Directions: Find the number of lines below in which the word "密码错误" appears, and write that number only.

Saved entries:
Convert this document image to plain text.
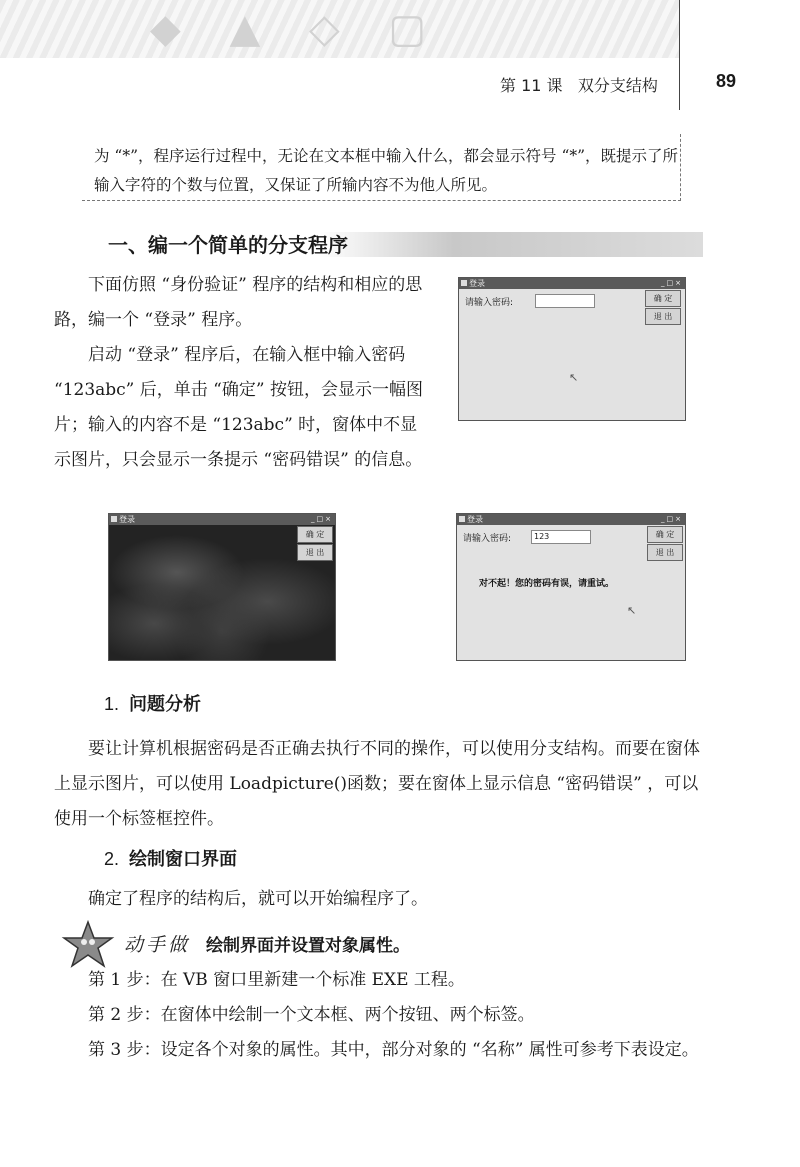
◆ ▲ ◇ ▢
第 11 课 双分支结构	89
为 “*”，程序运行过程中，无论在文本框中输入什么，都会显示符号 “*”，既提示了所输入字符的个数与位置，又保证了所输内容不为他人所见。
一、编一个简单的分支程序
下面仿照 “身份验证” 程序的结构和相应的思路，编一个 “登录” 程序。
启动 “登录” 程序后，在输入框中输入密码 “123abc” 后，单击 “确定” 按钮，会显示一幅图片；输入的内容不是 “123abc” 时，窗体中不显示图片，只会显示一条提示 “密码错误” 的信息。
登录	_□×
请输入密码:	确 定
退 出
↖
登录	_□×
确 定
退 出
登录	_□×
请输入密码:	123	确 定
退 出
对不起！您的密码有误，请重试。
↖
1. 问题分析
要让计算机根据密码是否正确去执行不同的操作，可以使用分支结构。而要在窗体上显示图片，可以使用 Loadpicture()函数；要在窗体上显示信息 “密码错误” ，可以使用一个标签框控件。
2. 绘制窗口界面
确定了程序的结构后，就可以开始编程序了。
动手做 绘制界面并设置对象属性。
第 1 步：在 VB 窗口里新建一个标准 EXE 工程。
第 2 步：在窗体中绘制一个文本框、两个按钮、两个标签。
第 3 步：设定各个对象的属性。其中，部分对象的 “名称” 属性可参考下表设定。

Written response: 2